— start —
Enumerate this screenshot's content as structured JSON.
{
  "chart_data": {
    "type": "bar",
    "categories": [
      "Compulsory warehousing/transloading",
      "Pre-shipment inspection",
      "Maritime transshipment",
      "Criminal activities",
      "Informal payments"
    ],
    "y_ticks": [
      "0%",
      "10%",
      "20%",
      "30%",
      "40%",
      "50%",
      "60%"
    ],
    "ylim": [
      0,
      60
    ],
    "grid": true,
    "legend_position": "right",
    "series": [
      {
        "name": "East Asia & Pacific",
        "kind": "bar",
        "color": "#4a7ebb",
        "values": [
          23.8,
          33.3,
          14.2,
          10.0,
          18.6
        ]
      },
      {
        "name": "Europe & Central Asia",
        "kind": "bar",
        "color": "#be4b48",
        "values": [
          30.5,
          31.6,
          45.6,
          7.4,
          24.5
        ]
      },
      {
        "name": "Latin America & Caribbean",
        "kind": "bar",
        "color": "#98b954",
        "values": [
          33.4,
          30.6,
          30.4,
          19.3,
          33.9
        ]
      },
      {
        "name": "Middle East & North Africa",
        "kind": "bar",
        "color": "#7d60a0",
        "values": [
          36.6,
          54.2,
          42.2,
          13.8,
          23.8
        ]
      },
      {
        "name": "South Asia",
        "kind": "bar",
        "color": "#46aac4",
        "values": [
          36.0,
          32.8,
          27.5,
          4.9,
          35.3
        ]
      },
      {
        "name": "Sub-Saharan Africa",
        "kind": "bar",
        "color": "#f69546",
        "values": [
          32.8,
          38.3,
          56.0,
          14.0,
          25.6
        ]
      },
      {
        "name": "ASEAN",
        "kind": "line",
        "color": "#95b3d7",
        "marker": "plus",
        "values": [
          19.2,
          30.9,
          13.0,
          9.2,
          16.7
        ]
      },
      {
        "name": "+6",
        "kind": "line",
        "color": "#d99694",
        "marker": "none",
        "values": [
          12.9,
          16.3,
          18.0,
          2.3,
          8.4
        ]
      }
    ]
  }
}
— end —
- [WHAT YOU WILL DO] All lines holding the word "East" should be picked out and copied.

- [WRITTEN SOLUTION]
        "name": "East Asia & Pacific",
        "name": "Middle East & North Africa",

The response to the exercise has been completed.